Look through the material below, count the lines containing the word "scene", and state only the count.
[BEGIN Recorded data]
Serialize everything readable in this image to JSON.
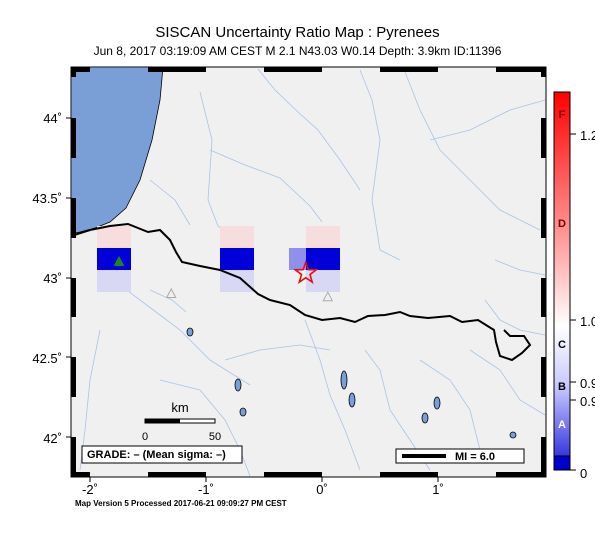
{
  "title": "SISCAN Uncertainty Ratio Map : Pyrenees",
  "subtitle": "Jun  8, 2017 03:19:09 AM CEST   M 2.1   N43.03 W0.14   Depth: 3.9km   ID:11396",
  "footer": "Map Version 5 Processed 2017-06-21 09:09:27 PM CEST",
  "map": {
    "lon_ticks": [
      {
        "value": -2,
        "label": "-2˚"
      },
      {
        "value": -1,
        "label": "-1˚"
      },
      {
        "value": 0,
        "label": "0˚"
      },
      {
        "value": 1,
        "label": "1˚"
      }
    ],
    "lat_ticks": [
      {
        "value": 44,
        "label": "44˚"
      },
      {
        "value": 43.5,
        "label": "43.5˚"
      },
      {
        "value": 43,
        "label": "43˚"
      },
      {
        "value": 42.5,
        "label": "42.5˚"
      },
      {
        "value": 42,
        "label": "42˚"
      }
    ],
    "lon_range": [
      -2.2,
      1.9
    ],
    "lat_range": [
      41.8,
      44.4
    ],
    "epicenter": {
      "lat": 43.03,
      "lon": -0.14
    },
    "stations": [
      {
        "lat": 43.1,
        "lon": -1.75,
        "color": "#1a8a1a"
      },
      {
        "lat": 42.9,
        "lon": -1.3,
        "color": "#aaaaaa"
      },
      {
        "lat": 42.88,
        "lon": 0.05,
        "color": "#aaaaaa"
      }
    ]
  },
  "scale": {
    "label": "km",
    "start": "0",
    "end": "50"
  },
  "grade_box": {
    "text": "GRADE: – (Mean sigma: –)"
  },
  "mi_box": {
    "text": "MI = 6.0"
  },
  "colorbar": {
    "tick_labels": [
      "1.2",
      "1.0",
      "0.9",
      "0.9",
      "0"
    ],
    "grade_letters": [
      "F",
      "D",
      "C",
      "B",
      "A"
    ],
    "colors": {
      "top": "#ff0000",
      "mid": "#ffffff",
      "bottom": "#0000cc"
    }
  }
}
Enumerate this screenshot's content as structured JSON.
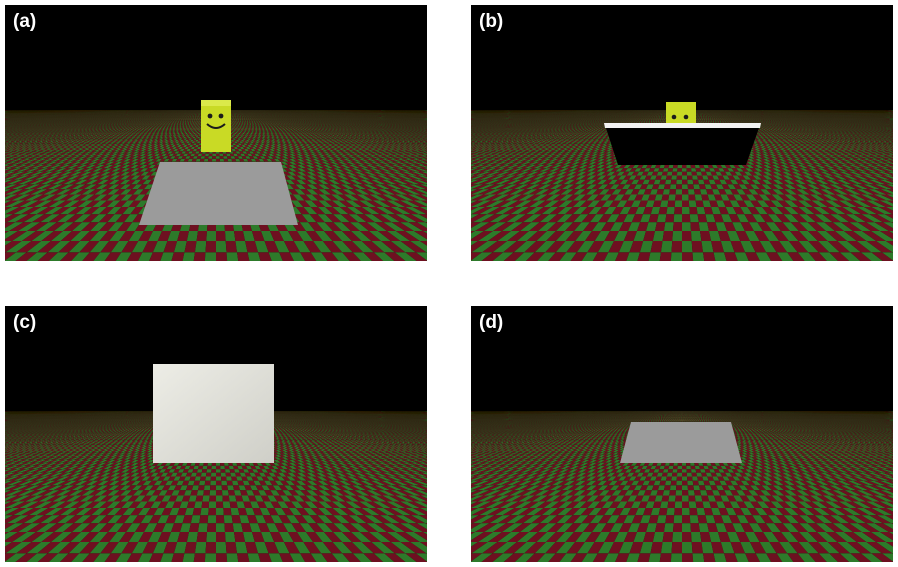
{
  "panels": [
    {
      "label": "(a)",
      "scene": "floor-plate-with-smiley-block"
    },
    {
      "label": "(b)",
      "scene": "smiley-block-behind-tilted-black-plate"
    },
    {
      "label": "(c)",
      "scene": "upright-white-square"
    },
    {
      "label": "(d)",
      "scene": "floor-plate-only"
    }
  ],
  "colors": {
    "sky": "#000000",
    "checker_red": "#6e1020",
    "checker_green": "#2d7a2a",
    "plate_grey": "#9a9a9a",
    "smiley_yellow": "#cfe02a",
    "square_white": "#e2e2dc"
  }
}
[END Recorded data]
## [Result of this task]
4